#### [EXERCISE INSTRUCTIONS]
Reproduce all entries precisely, down to the last character.

#### [PROVIDED MATERIAL]
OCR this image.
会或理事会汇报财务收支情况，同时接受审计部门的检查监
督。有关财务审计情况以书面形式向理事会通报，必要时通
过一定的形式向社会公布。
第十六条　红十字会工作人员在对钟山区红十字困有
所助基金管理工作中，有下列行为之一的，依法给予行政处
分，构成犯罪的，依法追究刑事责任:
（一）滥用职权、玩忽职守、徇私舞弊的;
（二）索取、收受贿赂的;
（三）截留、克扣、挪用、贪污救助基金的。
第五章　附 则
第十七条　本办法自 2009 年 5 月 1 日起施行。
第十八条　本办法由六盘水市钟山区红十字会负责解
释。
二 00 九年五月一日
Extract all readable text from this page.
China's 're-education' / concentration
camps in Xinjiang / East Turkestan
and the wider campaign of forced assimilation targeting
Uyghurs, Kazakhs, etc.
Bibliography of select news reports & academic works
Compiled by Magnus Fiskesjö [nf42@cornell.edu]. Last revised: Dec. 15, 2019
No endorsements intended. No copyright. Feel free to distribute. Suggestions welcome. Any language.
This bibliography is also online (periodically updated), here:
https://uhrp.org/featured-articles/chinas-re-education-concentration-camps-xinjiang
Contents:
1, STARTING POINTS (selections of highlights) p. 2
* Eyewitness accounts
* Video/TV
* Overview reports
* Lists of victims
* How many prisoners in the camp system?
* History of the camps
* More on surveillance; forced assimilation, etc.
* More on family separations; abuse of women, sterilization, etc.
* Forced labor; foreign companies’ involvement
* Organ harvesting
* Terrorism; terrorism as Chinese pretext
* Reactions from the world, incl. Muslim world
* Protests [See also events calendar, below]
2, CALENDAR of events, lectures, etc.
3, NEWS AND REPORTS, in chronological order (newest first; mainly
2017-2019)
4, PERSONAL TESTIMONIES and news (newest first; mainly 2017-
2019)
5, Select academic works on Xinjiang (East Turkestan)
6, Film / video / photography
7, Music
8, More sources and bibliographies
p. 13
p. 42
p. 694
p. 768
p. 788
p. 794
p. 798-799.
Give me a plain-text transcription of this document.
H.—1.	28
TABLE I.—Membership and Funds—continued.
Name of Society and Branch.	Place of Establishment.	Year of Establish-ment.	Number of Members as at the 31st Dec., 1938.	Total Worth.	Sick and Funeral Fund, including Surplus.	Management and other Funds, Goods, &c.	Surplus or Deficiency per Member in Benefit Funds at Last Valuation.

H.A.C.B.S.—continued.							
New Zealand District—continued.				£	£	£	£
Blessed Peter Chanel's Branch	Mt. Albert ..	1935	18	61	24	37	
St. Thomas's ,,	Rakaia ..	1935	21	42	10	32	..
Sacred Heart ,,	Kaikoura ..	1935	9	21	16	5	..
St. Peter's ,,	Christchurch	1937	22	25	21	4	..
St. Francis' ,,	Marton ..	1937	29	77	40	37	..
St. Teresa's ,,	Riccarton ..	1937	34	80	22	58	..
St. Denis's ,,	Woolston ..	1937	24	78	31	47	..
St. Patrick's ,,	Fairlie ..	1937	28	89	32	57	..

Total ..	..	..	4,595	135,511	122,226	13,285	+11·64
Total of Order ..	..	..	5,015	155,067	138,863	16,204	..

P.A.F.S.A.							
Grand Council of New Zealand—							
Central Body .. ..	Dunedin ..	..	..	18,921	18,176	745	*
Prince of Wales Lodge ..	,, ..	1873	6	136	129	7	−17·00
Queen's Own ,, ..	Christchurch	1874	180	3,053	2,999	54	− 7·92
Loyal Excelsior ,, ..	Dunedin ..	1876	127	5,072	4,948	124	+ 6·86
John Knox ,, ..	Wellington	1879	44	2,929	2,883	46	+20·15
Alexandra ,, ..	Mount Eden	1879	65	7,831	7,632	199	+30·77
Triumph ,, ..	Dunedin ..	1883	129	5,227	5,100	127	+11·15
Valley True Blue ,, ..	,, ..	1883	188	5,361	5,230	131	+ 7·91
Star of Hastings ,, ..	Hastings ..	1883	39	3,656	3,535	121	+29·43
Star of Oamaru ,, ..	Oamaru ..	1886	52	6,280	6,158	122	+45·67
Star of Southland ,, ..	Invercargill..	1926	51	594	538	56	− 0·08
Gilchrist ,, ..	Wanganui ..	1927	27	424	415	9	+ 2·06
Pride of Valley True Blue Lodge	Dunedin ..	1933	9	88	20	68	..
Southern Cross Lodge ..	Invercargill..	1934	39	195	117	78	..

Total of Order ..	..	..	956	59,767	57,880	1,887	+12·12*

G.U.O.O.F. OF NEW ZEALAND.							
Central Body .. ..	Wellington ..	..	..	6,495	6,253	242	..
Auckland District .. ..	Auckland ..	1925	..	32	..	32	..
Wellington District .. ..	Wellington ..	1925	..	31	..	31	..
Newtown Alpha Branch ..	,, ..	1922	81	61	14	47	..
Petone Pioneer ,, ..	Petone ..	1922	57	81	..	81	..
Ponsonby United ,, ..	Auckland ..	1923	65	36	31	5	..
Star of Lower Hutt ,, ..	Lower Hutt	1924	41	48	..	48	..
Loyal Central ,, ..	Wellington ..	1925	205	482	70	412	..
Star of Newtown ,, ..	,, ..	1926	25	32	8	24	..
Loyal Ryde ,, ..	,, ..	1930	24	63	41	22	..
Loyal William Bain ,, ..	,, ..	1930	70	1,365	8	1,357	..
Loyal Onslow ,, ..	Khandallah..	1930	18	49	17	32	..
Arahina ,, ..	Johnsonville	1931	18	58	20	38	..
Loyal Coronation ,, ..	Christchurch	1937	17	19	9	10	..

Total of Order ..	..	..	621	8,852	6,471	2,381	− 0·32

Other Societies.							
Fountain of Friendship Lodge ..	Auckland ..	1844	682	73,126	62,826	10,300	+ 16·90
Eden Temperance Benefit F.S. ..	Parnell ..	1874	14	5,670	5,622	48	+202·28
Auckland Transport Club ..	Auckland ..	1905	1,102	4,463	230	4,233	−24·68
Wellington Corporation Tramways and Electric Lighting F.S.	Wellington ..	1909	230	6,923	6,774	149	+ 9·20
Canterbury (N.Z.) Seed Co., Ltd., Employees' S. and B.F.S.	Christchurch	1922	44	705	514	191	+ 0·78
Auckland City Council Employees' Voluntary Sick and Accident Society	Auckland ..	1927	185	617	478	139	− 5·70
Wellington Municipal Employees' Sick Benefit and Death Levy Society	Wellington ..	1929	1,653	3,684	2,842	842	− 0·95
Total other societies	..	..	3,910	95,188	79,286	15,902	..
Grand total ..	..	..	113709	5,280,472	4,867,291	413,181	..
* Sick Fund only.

#### [TASK OUTPUT]
OCR this image.
会或理事会汇报财务收支情况，同时接受审计部门的检查监
督。有关财务审计情况以书面形式向理事会通报，必要时通
过一定的形式向社会公布。
第十六条　红十字会工作人员在对钟山区红十字困有
所助基金管理工作中，有下列行为之一的，依法给予行政处
分，构成犯罪的，依法追究刑事责任:
（一）滥用职权、玩忽职守、徇私舞弊的;
（二）索取、收受贿赂的;
（三）截留、克扣、挪用、贪污救助基金的。
第五章　附 则
第十七条　本办法自 2009 年 5 月 1 日起施行。
第十八条　本办法由六盘水市钟山区红十字会负责解
释。
二 00 九年五月一日
Extract all readable text from this page.
China's 're-education' / concentration
camps in Xinjiang / East Turkestan
and the wider campaign of forced assimilation targeting
Uyghurs, Kazakhs, etc.
Bibliography of select news reports & academic works
Compiled by Magnus Fiskesjö [nf42@cornell.edu]. Last revised: Dec. 15, 2019
No endorsements intended. No copyright. Feel free to distribute. Suggestions welcome. Any language.
This bibliography is also online (periodically updated), here:
https://uhrp.org/featured-articles/chinas-re-education-concentration-camps-xinjiang
Contents:
1, STARTING POINTS (selections of highlights) p. 2
* Eyewitness accounts
* Video/TV
* Overview reports
* Lists of victims
* How many prisoners in the camp system?
* History of the camps
* More on surveillance; forced assimilation, etc.
* More on family separations; abuse of women, sterilization, etc.
* Forced labor; foreign companies’ involvement
* Organ harvesting
* Terrorism; terrorism as Chinese pretext
* Reactions from the world, incl. Muslim world
* Protests [See also events calendar, below]
2, CALENDAR of events, lectures, etc.
3, NEWS AND REPORTS, in chronological order (newest first; mainly
2017-2019)
4, PERSONAL TESTIMONIES and news (newest first; mainly 2017-
2019)
5, Select academic works on Xinjiang (East Turkestan)
6, Film / video / photography
7, Music
8, More sources and bibliographies
p. 13
p. 42
p. 694
p. 768
p. 788
p. 794
p. 798-799.
Give me a plain-text transcription of this document.
H.—1.	28
TABLE I.—Membership and Funds—continued.
Name of Society and Branch.	Place of Establishment.	Year of Establish-ment.	Number of Members as at the 31st Dec., 1938.	Total Worth.	Sick and Funeral Fund, including Surplus.	Management and other Funds, Goods, &c.	Surplus or Deficiency per Member in Benefit Funds at Last Valuation.

H.A.C.B.S.—continued.							
New Zealand District—continued.				£	£	£	£
Blessed Peter Chanel's Branch	Mt. Albert ..	1935	18	61	24	37	
St. Thomas's ,,	Rakaia ..	1935	21	42	10	32	..
Sacred Heart ,,	Kaikoura ..	1935	9	21	16	5	..
St. Peter's ,,	Christchurch	1937	22	25	21	4	..
St. Francis' ,,	Marton ..	1937	29	77	40	37	..
St. Teresa's ,,	Riccarton ..	1937	34	80	22	58	..
St. Denis's ,,	Woolston ..	1937	24	78	31	47	..
St. Patrick's ,,	Fairlie ..	1937	28	89	32	57	..

Total ..	..	..	4,595	135,511	122,226	13,285	+11·64
Total of Order ..	..	..	5,015	155,067	138,863	16,204	..

P.A.F.S.A.							
Grand Council of New Zealand—							
Central Body .. ..	Dunedin ..	..	..	18,921	18,176	745	*
Prince of Wales Lodge ..	,, ..	1873	6	136	129	7	−17·00
Queen's Own ,, ..	Christchurch	1874	180	3,053	2,999	54	− 7·92
Loyal Excelsior ,, ..	Dunedin ..	1876	127	5,072	4,948	124	+ 6·86
John Knox ,, ..	Wellington	1879	44	2,929	2,883	46	+20·15
Alexandra ,, ..	Mount Eden	1879	65	7,831	7,632	199	+30·77
Triumph ,, ..	Dunedin ..	1883	129	5,227	5,100	127	+11·15
Valley True Blue ,, ..	,, ..	1883	188	5,361	5,230	131	+ 7·91
Star of Hastings ,, ..	Hastings ..	1883	39	3,656	3,535	121	+29·43
Star of Oamaru ,, ..	Oamaru ..	1886	52	6,280	6,158	122	+45·67
Star of Southland ,, ..	Invercargill..	1926	51	594	538	56	− 0·08
Gilchrist ,, ..	Wanganui ..	1927	27	424	415	9	+ 2·06
Pride of Valley True Blue Lodge	Dunedin ..	1933	9	88	20	68	..
Southern Cross Lodge ..	Invercargill..	1934	39	195	117	78	..

Total of Order ..	..	..	956	59,767	57,880	1,887	+12·12*

G.U.O.O.F. OF NEW ZEALAND.							
Central Body .. ..	Wellington ..	..	..	6,495	6,253	242	..
Auckland District .. ..	Auckland ..	1925	..	32	..	32	..
Wellington District .. ..	Wellington ..	1925	..	31	..	31	..
Newtown Alpha Branch ..	,, ..	1922	81	61	14	47	..
Petone Pioneer ,, ..	Petone ..	1922	57	81	..	81	..
Ponsonby United ,, ..	Auckland ..	1923	65	36	31	5	..
Star of Lower Hutt ,, ..	Lower Hutt	1924	41	48	..	48	..
Loyal Central ,, ..	Wellington ..	1925	205	482	70	412	..
Star of Newtown ,, ..	,, ..	1926	25	32	8	24	..
Loyal Ryde ,, ..	,, ..	1930	24	63	41	22	..
Loyal William Bain ,, ..	,, ..	1930	70	1,365	8	1,357	..
Loyal Onslow ,, ..	Khandallah..	1930	18	49	17	32	..
Arahina ,, ..	Johnsonville	1931	18	58	20	38	..
Loyal Coronation ,, ..	Christchurch	1937	17	19	9	10	..

Total of Order ..	..	..	621	8,852	6,471	2,381	− 0·32

Other Societies.							
Fountain of Friendship Lodge ..	Auckland ..	1844	682	73,126	62,826	10,300	+ 16·90
Eden Temperance Benefit F.S. ..	Parnell ..	1874	14	5,670	5,622	48	+202·28
Auckland Transport Club ..	Auckland ..	1905	1,102	4,463	230	4,233	−24·68
Wellington Corporation Tramways and Electric Lighting F.S.	Wellington ..	1909	230	6,923	6,774	149	+ 9·20
Canterbury (N.Z.) Seed Co., Ltd., Employees' S. and B.F.S.	Christchurch	1922	44	705	514	191	+ 0·78
Auckland City Council Employees' Voluntary Sick and Accident Society	Auckland ..	1927	185	617	478	139	− 5·70
Wellington Municipal Employees' Sick Benefit and Death Levy Society	Wellington ..	1929	1,653	3,684	2,842	842	− 0·95
Total other societies	..	..	3,910	95,188	79,286	15,902	..
Grand total ..	..	..	113709	5,280,472	4,867,291	413,181	..
* Sick Fund only.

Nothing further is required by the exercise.